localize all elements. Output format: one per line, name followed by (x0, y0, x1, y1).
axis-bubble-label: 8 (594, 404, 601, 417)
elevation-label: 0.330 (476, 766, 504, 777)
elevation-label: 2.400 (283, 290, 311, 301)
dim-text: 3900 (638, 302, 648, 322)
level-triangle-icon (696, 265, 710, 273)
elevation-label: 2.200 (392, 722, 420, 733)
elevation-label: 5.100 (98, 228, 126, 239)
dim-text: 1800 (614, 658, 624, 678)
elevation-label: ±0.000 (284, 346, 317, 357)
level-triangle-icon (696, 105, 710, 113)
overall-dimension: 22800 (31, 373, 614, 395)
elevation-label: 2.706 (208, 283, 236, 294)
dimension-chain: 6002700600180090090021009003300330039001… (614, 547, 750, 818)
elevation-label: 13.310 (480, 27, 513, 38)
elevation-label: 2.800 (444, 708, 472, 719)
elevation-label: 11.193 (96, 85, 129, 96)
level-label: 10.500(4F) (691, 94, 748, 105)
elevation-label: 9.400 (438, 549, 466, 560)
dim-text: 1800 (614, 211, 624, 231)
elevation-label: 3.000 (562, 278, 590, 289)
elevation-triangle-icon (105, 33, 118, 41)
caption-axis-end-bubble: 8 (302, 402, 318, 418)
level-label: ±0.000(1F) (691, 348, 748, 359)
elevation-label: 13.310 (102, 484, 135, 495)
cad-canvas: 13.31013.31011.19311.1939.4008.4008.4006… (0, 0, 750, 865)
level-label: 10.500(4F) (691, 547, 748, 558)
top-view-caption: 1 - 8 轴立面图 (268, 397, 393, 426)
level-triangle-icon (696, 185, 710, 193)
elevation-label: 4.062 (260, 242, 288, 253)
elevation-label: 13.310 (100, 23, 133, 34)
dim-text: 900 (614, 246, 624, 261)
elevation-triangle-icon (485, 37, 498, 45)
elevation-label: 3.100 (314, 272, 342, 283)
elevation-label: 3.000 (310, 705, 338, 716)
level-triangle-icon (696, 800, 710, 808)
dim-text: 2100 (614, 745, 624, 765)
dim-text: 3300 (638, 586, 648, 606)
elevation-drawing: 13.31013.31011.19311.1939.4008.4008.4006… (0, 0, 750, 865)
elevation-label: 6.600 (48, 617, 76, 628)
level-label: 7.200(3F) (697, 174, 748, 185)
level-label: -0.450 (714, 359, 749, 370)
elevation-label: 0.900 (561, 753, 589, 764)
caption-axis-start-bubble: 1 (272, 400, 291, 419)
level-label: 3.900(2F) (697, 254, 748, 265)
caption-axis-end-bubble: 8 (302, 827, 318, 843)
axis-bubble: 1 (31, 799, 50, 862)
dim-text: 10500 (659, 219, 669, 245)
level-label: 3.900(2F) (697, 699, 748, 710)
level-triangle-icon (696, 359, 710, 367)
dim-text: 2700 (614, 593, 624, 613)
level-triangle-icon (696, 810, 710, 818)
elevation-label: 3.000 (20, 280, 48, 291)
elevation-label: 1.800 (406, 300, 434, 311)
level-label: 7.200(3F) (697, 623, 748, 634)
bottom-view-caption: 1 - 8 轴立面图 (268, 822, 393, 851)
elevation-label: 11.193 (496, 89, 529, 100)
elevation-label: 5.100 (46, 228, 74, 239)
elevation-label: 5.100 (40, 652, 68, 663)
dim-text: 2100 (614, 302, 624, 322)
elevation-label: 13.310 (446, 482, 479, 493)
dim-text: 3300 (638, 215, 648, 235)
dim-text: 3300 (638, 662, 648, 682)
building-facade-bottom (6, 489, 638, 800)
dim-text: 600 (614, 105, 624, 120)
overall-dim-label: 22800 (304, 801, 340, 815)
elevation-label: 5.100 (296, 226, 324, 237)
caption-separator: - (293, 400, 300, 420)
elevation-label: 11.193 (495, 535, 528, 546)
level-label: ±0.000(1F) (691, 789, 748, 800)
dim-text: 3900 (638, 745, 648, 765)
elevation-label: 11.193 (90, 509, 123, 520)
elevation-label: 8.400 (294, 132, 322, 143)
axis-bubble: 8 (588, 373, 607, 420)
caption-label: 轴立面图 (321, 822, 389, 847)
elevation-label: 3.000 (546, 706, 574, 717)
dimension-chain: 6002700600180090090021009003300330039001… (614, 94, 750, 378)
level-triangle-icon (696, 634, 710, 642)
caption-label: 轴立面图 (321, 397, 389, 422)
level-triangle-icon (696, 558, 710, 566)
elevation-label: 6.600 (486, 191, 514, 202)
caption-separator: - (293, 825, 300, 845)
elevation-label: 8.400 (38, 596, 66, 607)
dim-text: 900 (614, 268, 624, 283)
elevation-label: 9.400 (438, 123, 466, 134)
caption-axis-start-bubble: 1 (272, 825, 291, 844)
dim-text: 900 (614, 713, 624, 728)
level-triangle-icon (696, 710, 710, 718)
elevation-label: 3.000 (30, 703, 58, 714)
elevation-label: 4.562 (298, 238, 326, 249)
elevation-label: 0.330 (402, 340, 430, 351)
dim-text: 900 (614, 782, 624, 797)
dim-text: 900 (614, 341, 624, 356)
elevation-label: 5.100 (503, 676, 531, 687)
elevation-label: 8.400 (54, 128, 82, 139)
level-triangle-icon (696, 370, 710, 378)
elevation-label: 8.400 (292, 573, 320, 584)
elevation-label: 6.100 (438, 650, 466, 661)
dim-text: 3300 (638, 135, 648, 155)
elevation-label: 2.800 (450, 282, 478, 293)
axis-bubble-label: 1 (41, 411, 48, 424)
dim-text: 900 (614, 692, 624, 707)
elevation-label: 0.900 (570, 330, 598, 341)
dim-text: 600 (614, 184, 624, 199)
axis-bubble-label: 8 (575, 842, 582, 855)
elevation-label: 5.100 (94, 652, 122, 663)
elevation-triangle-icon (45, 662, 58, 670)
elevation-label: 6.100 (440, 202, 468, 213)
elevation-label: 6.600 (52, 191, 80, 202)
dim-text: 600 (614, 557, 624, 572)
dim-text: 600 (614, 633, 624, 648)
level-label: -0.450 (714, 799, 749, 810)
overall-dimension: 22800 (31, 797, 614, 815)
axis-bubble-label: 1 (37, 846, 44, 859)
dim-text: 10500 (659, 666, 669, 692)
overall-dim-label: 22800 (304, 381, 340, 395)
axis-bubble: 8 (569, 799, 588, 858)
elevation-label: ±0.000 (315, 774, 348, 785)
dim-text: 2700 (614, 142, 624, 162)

:::

* _Aanwijzingen_: Hernoem in alle vermeldingen hierboven "elevation-label" tot "height-label" en neem de regels verder ongewijzigd over.

* _Schriftelijk antwoord_:
localize all elements. Output format: one per line, name followed by (x0, y0, x1, y1).
axis-bubble-label: 8 (594, 404, 601, 417)
height-label: 0.330 (476, 766, 504, 777)
height-label: 2.400 (283, 290, 311, 301)
dim-text: 3900 (638, 302, 648, 322)
level-triangle-icon (696, 265, 710, 273)
height-label: 2.200 (392, 722, 420, 733)
height-label: 5.100 (98, 228, 126, 239)
dim-text: 1800 (614, 658, 624, 678)
height-label: ±0.000 (284, 346, 317, 357)
level-triangle-icon (696, 105, 710, 113)
overall-dimension: 22800 (31, 373, 614, 395)
height-label: 2.706 (208, 283, 236, 294)
dimension-chain: 6002700600180090090021009003300330039001… (614, 547, 750, 818)
height-label: 13.310 (480, 27, 513, 38)
height-label: 2.800 (444, 708, 472, 719)
height-label: 11.193 (96, 85, 129, 96)
level-label: 10.500(4F) (691, 94, 748, 105)
height-label: 9.400 (438, 549, 466, 560)
dim-text: 1800 (614, 211, 624, 231)
height-label: 3.000 (562, 278, 590, 289)
elevation-triangle-icon (105, 33, 118, 41)
caption-axis-end-bubble: 8 (302, 402, 318, 418)
level-label: ±0.000(1F) (691, 348, 748, 359)
height-label: 13.310 (102, 484, 135, 495)
cad-canvas: 13.31013.31011.19311.1939.4008.4008.4006… (0, 0, 750, 865)
level-label: 10.500(4F) (691, 547, 748, 558)
top-view-caption: 1 - 8 轴立面图 (268, 397, 393, 426)
level-triangle-icon (696, 185, 710, 193)
height-label: 4.062 (260, 242, 288, 253)
height-label: 13.310 (100, 23, 133, 34)
dim-text: 900 (614, 246, 624, 261)
elevation-triangle-icon (485, 37, 498, 45)
height-label: 3.100 (314, 272, 342, 283)
height-label: 3.000 (310, 705, 338, 716)
level-triangle-icon (696, 800, 710, 808)
dim-text: 2100 (614, 745, 624, 765)
dim-text: 3300 (638, 586, 648, 606)
elevation-drawing: 13.31013.31011.19311.1939.4008.4008.4006… (0, 0, 750, 865)
height-label: 6.600 (48, 617, 76, 628)
level-label: 7.200(3F) (697, 174, 748, 185)
level-label: -0.450 (714, 359, 749, 370)
height-label: 0.900 (561, 753, 589, 764)
caption-axis-start-bubble: 1 (272, 400, 291, 419)
level-label: 3.900(2F) (697, 254, 748, 265)
caption-axis-end-bubble: 8 (302, 827, 318, 843)
axis-bubble: 1 (31, 799, 50, 862)
dim-text: 10500 (659, 219, 669, 245)
level-label: 3.900(2F) (697, 699, 748, 710)
level-triangle-icon (696, 359, 710, 367)
dim-text: 2700 (614, 593, 624, 613)
level-triangle-icon (696, 810, 710, 818)
height-label: 3.000 (20, 280, 48, 291)
height-label: 1.800 (406, 300, 434, 311)
level-label: 7.200(3F) (697, 623, 748, 634)
bottom-view-caption: 1 - 8 轴立面图 (268, 822, 393, 851)
height-label: 11.193 (496, 89, 529, 100)
height-label: 5.100 (46, 228, 74, 239)
height-label: 5.100 (40, 652, 68, 663)
dim-text: 2100 (614, 302, 624, 322)
height-label: 13.310 (446, 482, 479, 493)
dim-text: 3300 (638, 215, 648, 235)
dim-text: 3300 (638, 662, 648, 682)
building-facade-bottom (6, 489, 638, 800)
dim-text: 600 (614, 105, 624, 120)
overall-dim-label: 22800 (304, 801, 340, 815)
height-label: 5.100 (296, 226, 324, 237)
caption-separator: - (293, 400, 300, 420)
height-label: 11.193 (495, 535, 528, 546)
level-label: ±0.000(1F) (691, 789, 748, 800)
dim-text: 3900 (638, 745, 648, 765)
height-label: 11.193 (90, 509, 123, 520)
height-label: 8.400 (294, 132, 322, 143)
axis-bubble: 8 (588, 373, 607, 420)
caption-label: 轴立面图 (321, 822, 389, 847)
height-label: 3.000 (546, 706, 574, 717)
dimension-chain: 6002700600180090090021009003300330039001… (614, 94, 750, 378)
level-triangle-icon (696, 634, 710, 642)
caption-label: 轴立面图 (321, 397, 389, 422)
level-triangle-icon (696, 558, 710, 566)
height-label: 6.600 (486, 191, 514, 202)
caption-separator: - (293, 825, 300, 845)
height-label: 8.400 (38, 596, 66, 607)
dim-text: 900 (614, 268, 624, 283)
height-label: 9.400 (438, 123, 466, 134)
caption-axis-start-bubble: 1 (272, 825, 291, 844)
dim-text: 900 (614, 713, 624, 728)
level-triangle-icon (696, 710, 710, 718)
height-label: 3.000 (30, 703, 58, 714)
height-label: 4.562 (298, 238, 326, 249)
height-label: 0.330 (402, 340, 430, 351)
dim-text: 900 (614, 782, 624, 797)
dim-text: 900 (614, 341, 624, 356)
height-label: 5.100 (503, 676, 531, 687)
height-label: 8.400 (54, 128, 82, 139)
level-triangle-icon (696, 370, 710, 378)
height-label: 8.400 (292, 573, 320, 584)
height-label: 6.100 (438, 650, 466, 661)
dim-text: 3300 (638, 135, 648, 155)
height-label: 2.800 (450, 282, 478, 293)
axis-bubble-label: 1 (41, 411, 48, 424)
dim-text: 900 (614, 692, 624, 707)
height-label: 0.900 (570, 330, 598, 341)
dim-text: 600 (614, 184, 624, 199)
axis-bubble-label: 8 (575, 842, 582, 855)
height-label: 5.100 (94, 652, 122, 663)
elevation-triangle-icon (45, 662, 58, 670)
height-label: 6.100 (440, 202, 468, 213)
height-label: 6.600 (52, 191, 80, 202)
dim-text: 600 (614, 557, 624, 572)
dim-text: 600 (614, 633, 624, 648)
level-label: -0.450 (714, 799, 749, 810)
overall-dimension: 22800 (31, 797, 614, 815)
axis-bubble-label: 1 (37, 846, 44, 859)
dim-text: 10500 (659, 666, 669, 692)
overall-dim-label: 22800 (304, 381, 340, 395)
axis-bubble: 8 (569, 799, 588, 858)
height-label: ±0.000 (315, 774, 348, 785)
dim-text: 2700 (614, 142, 624, 162)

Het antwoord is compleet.